* [REQUIRED WORK] Render every line of the material as a numbered list, omitting blank lines and leaving out the pictures.

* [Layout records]
* * * * *
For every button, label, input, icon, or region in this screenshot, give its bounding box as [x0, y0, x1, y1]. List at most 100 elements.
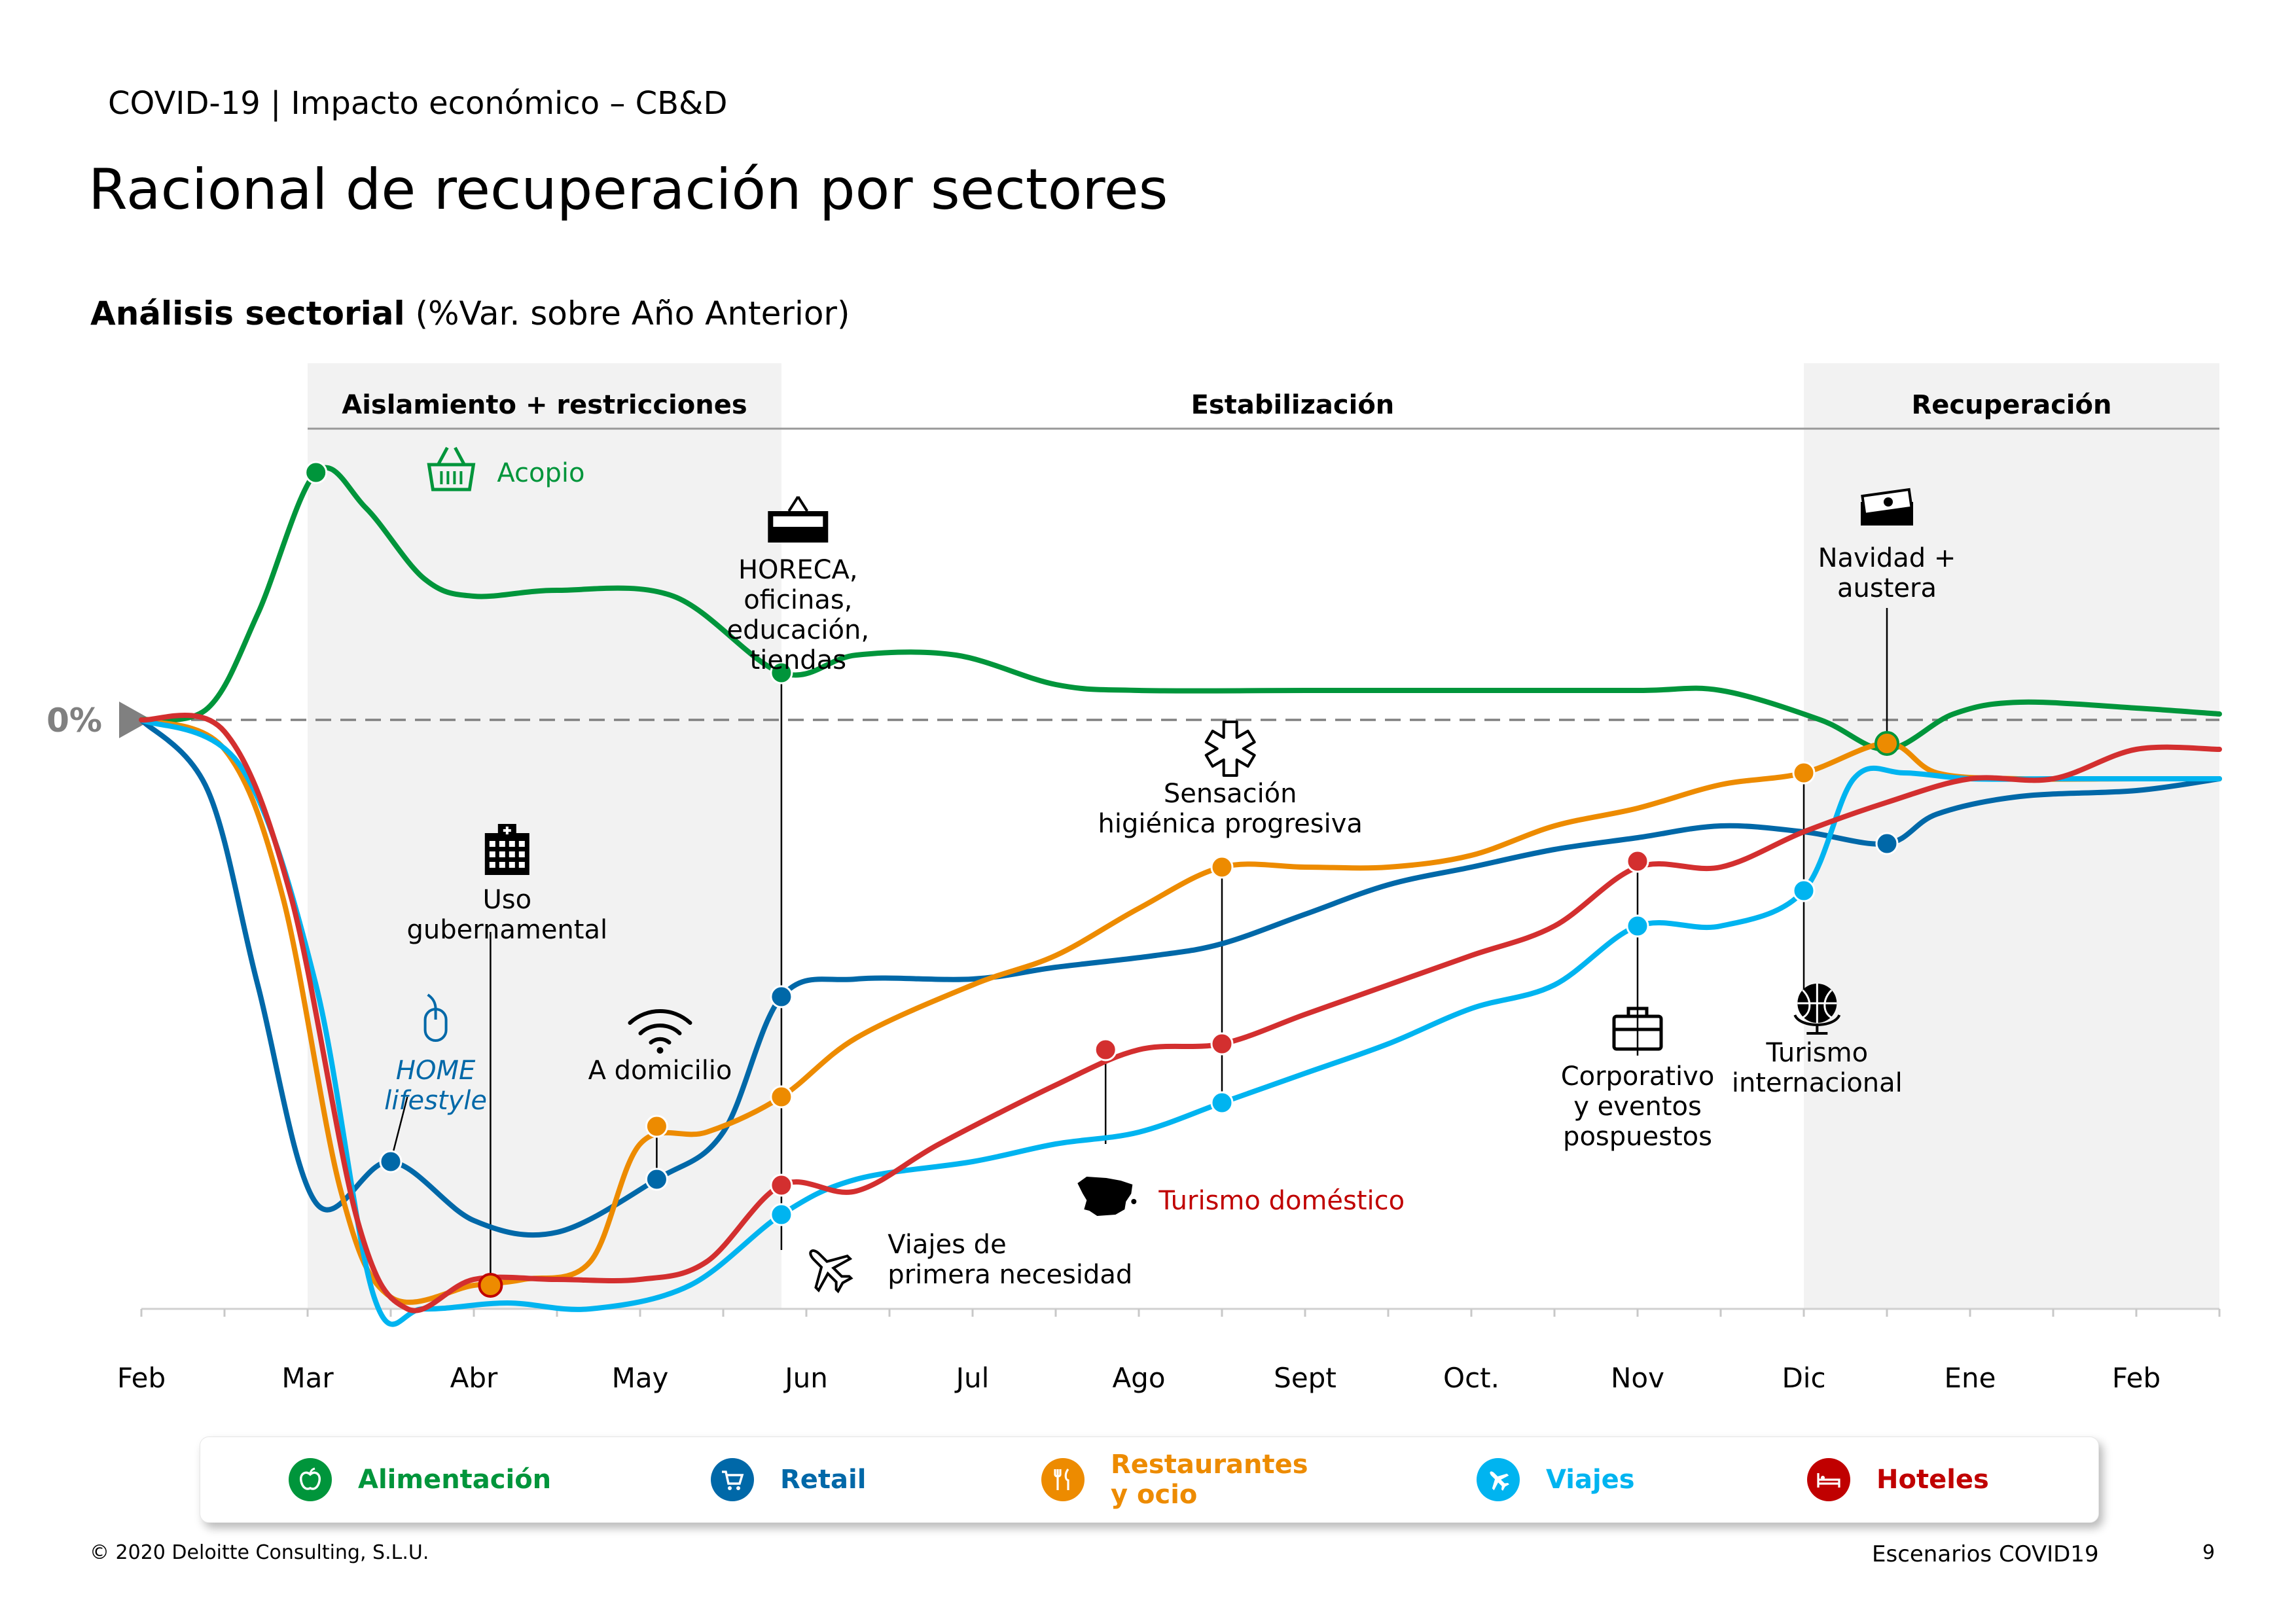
island	[1131, 1199, 1137, 1204]
x-tick-label: Dic	[1782, 1362, 1825, 1394]
data-point-marker	[304, 461, 328, 484]
case-handle	[1614, 1007, 1661, 1031]
data-point-marker	[770, 661, 793, 685]
sector-chart: Aislamiento + restricciones Estabilizació…	[0, 353, 2296, 1414]
airplane-icon	[1477, 1458, 1520, 1501]
building-window	[518, 862, 525, 868]
annotation-text: internacional	[1732, 1068, 1903, 1098]
x-tick-label: Feb	[117, 1362, 166, 1394]
subtitle-bold: Análisis sectorial	[90, 294, 405, 332]
spain-shape	[1077, 1177, 1133, 1216]
cart-icon	[711, 1458, 754, 1501]
annotation-text: Acopio	[497, 458, 584, 488]
annotation-text: higiénica progresiva	[1098, 809, 1362, 839]
annotation-text: Uso	[483, 885, 532, 915]
building-window	[489, 862, 495, 868]
building-window	[499, 841, 505, 847]
data-point-marker	[1792, 761, 1816, 785]
data-point-marker	[1626, 914, 1649, 938]
money-icon	[1861, 488, 1913, 526]
x-tick-label: Oct.	[1443, 1362, 1499, 1394]
annotation-text: Viajes de	[888, 1230, 1006, 1260]
annotation-text: HORECA,	[738, 555, 858, 585]
annotation-text: oficinas,	[744, 585, 852, 615]
apple-icon	[289, 1458, 332, 1501]
subtitle-rest: (%Var. sobre Año Anterior)	[404, 294, 850, 332]
mouse-icon	[423, 993, 448, 1042]
annotation-text: lifestyle	[384, 1086, 487, 1116]
basket-handle	[437, 446, 466, 466]
open-sign-icon	[768, 495, 829, 543]
data-point-marker	[770, 985, 793, 1008]
x-tick-label: Jul	[954, 1362, 990, 1394]
building-window	[489, 851, 495, 857]
x-tick-label: Nov	[1611, 1362, 1664, 1394]
data-point-marker	[1875, 832, 1899, 855]
series-line-hoteles	[139, 713, 2222, 1313]
sign-hanger	[787, 495, 808, 512]
legend-label-restaurantes-line1: Restaurantes	[1111, 1450, 1308, 1480]
data-point-marker	[379, 1150, 403, 1173]
globe-icon	[1793, 984, 1841, 1035]
wifi-arc	[649, 1037, 672, 1044]
case-body	[1612, 1014, 1663, 1051]
hospital-icon	[484, 824, 529, 875]
sign-strip	[773, 516, 823, 527]
annotation-text: Turismo	[1766, 1038, 1869, 1068]
data-point-marker	[770, 1085, 793, 1109]
chart-subtitle: Análisis sectorial (%Var. sobre Año Ante…	[90, 294, 850, 332]
annotation-text: primera necesidad	[888, 1260, 1132, 1290]
annotation-text: HOME	[396, 1056, 476, 1086]
data-point-marker	[1094, 1038, 1117, 1061]
phase-label-2: Recuperación	[1912, 390, 2112, 420]
legend-label-restaurantes: Restaurantes y ocio	[1111, 1450, 1308, 1510]
sanitary-icon	[1204, 721, 1256, 777]
x-tick-label: Feb	[2112, 1362, 2161, 1394]
x-tick-label: May	[612, 1362, 669, 1394]
basket-body	[427, 463, 476, 491]
annotation-text: tiendas	[750, 645, 847, 675]
building-window	[518, 841, 525, 847]
legend-label-retail: Retail	[780, 1465, 867, 1495]
x-tick-label: Mar	[281, 1362, 334, 1394]
data-point-marker	[645, 1168, 668, 1191]
page-number: 9	[2202, 1541, 2215, 1564]
legend-item-retail: Retail	[711, 1437, 866, 1522]
bed-icon	[1807, 1458, 1850, 1501]
chart-svg: Aislamiento + restricciones Estabilizació…	[46, 363, 2222, 1394]
annotation-text: pospuestos	[1563, 1122, 1712, 1152]
wifi-arc	[628, 1009, 692, 1025]
basket-icon	[427, 446, 476, 491]
building-cross	[503, 827, 511, 834]
data-point-marker	[645, 1115, 668, 1138]
legend-label-restaurantes-line2: y ocio	[1111, 1480, 1198, 1510]
wifi-icon	[628, 1009, 692, 1054]
zero-label: 0%	[46, 702, 102, 740]
briefcase-icon	[1612, 1007, 1663, 1051]
legend-label-alimentacion: Alimentación	[358, 1465, 552, 1495]
annotation-text: gubernamental	[407, 915, 608, 945]
airplane-outline	[809, 1249, 853, 1294]
legend-label-hoteles: Hoteles	[1876, 1465, 1989, 1495]
annotation-0: Acopio	[427, 446, 585, 491]
basket-slats	[440, 471, 463, 484]
star-of-life	[1204, 721, 1256, 777]
legend-item-viajes: Viajes	[1477, 1437, 1635, 1522]
wifi-dot	[656, 1047, 664, 1054]
building-window	[499, 851, 505, 857]
series-line-viajes	[139, 717, 2222, 1327]
legend-label-viajes: Viajes	[1546, 1465, 1635, 1495]
data-point-marker	[478, 1273, 503, 1298]
legend-item-alimentacion: Alimentación	[289, 1437, 551, 1522]
bill-coin	[1884, 497, 1893, 507]
annotation-text: A domicilio	[588, 1056, 732, 1086]
annotation-text: austera	[1837, 573, 1937, 603]
legend: Alimentación Retail Restaurantes y ocio …	[200, 1436, 2099, 1523]
wifi-arc	[638, 1024, 682, 1035]
footer-doc-name: Escenarios COVID19	[1872, 1541, 2099, 1567]
globe-lines	[1797, 984, 1837, 1023]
* * * * *
* [ANSWER]
1. For every button, label, input, icon, or region in this screenshot, give its bounding box as [x0, y0, x1, y1]. List at most 100 elements.
2. island	[1131, 1199, 1137, 1204]
3. x-tick-label: Dic	[1782, 1362, 1825, 1394]
4. data-point-marker	[304, 461, 328, 484]
5. case-handle	[1614, 1007, 1661, 1031]
6. data-point-marker	[770, 661, 793, 685]
7. sector-chart: Aislamiento + restricciones Estabilizació…	[0, 353, 2296, 1414]
8. airplane-icon	[1477, 1458, 1520, 1501]
9. building-window	[518, 862, 525, 868]
10. annotation-text: internacional	[1732, 1068, 1903, 1098]
11. x-tick-label: Feb	[117, 1362, 166, 1394]
12. subtitle-bold: Análisis sectorial	[90, 294, 405, 332]
13. spain-shape	[1077, 1177, 1133, 1216]
14. cart-icon	[711, 1458, 754, 1501]
15. annotation-text: Acopio	[497, 458, 584, 488]
16. annotation-text: higiénica progresiva	[1098, 809, 1362, 839]
17. annotation-text: Uso	[483, 885, 532, 915]
18. building-window	[489, 862, 495, 868]
19. building-window	[499, 841, 505, 847]
20. data-point-marker	[1792, 761, 1816, 785]
21. data-point-marker	[1626, 914, 1649, 938]
22. money-icon	[1861, 488, 1913, 526]
23. x-tick-label: Oct.	[1443, 1362, 1499, 1394]
24. annotation-text: Viajes de	[888, 1230, 1006, 1260]
25. annotation-text: HORECA,	[738, 555, 858, 585]
26. annotation-text: oficinas,	[744, 585, 852, 615]
27. apple-icon	[289, 1458, 332, 1501]
28. subtitle-rest: (%Var. sobre Año Anterior)	[404, 294, 850, 332]
29. mouse-icon	[423, 993, 448, 1042]
30. annotation-text: lifestyle	[384, 1086, 487, 1116]
31. basket-handle	[437, 446, 466, 466]
32. open-sign-icon	[768, 495, 829, 543]
33. data-point-marker	[770, 985, 793, 1008]
34. x-tick-label: Jul	[954, 1362, 990, 1394]
35. building-window	[489, 851, 495, 857]
36. x-tick-label: Nov	[1611, 1362, 1664, 1394]
37. data-point-marker	[1875, 832, 1899, 855]
38. series-line-hoteles	[139, 713, 2222, 1313]
39. sign-hanger	[787, 495, 808, 512]
40. legend-label-restaurantes-line1: Restaurantes	[1111, 1450, 1308, 1480]
41. data-point-marker	[379, 1150, 403, 1173]
42. globe-icon	[1793, 984, 1841, 1035]
43. wifi-arc	[649, 1037, 672, 1044]
44. case-body	[1612, 1014, 1663, 1051]
45. hospital-icon	[484, 824, 529, 875]
46. sign-strip	[773, 516, 823, 527]
47. annotation-text: Turismo	[1766, 1038, 1869, 1068]
48. data-point-marker	[770, 1085, 793, 1109]
49. chart-subtitle: Análisis sectorial (%Var. sobre Año Ante…	[90, 294, 850, 332]
50. annotation-text: primera necesidad	[888, 1260, 1132, 1290]
51. annotation-text: HOME	[396, 1056, 476, 1086]
52. data-point-marker	[1094, 1038, 1117, 1061]
53. phase-label-2: Recuperación	[1912, 390, 2112, 420]
54. legend-label-restaurantes: Restaurantes y ocio	[1111, 1450, 1308, 1510]
55. sanitary-icon	[1204, 721, 1256, 777]
56. x-tick-label: Feb	[2112, 1362, 2161, 1394]
57. x-tick-label: May	[612, 1362, 669, 1394]
58. basket-body	[427, 463, 476, 491]
59. annotation-text: tiendas	[750, 645, 847, 675]
60. building-window	[518, 841, 525, 847]
61. legend-label-retail: Retail	[780, 1465, 867, 1495]
62. x-tick-label: Mar	[281, 1362, 334, 1394]
63. data-point-marker	[645, 1168, 668, 1191]
64. page-number: 9	[2202, 1541, 2215, 1564]
65. legend-item-retail: Retail	[711, 1437, 866, 1522]
66. bed-icon	[1807, 1458, 1850, 1501]
67. chart-svg: Aislamiento + restricciones Estabilizació…	[46, 363, 2222, 1394]
68. annotation-text: pospuestos	[1563, 1122, 1712, 1152]
69. wifi-arc	[628, 1009, 692, 1025]
70. basket-icon	[427, 446, 476, 491]
71. building-cross	[503, 827, 511, 834]
72. data-point-marker	[645, 1115, 668, 1138]
73. legend-label-restaurantes-line2: y ocio	[1111, 1480, 1198, 1510]
74. wifi-icon	[628, 1009, 692, 1054]
75. zero-label: 0%	[46, 702, 102, 740]
76. briefcase-icon	[1612, 1007, 1663, 1051]
77. legend-label-alimentacion: Alimentación	[358, 1465, 552, 1495]
78. annotation-text: gubernamental	[407, 915, 608, 945]
79. airplane-outline	[809, 1249, 853, 1294]
80. legend-label-hoteles: Hoteles	[1876, 1465, 1989, 1495]
81. annotation-0: Acopio	[427, 446, 585, 491]
82. basket-slats	[440, 471, 463, 484]
83. star-of-life	[1204, 721, 1256, 777]
84. legend-item-viajes: Viajes	[1477, 1437, 1635, 1522]
85. wifi-dot	[656, 1047, 664, 1054]
86. building-window	[499, 851, 505, 857]
87. series-line-viajes	[139, 717, 2222, 1327]
88. legend-label-viajes: Viajes	[1546, 1465, 1635, 1495]
89. data-point-marker	[478, 1273, 503, 1298]
90. legend-item-alimentacion: Alimentación	[289, 1437, 551, 1522]
91. bill-coin	[1884, 497, 1893, 507]
92. annotation-text: A domicilio	[588, 1056, 732, 1086]
93. annotation-text: austera	[1837, 573, 1937, 603]
94. legend: Alimentación Retail Restaurantes y ocio …	[200, 1436, 2099, 1523]
95. wifi-arc	[638, 1024, 682, 1035]
96. footer-doc-name: Escenarios COVID19	[1872, 1541, 2099, 1567]
97. globe-lines	[1797, 984, 1837, 1023]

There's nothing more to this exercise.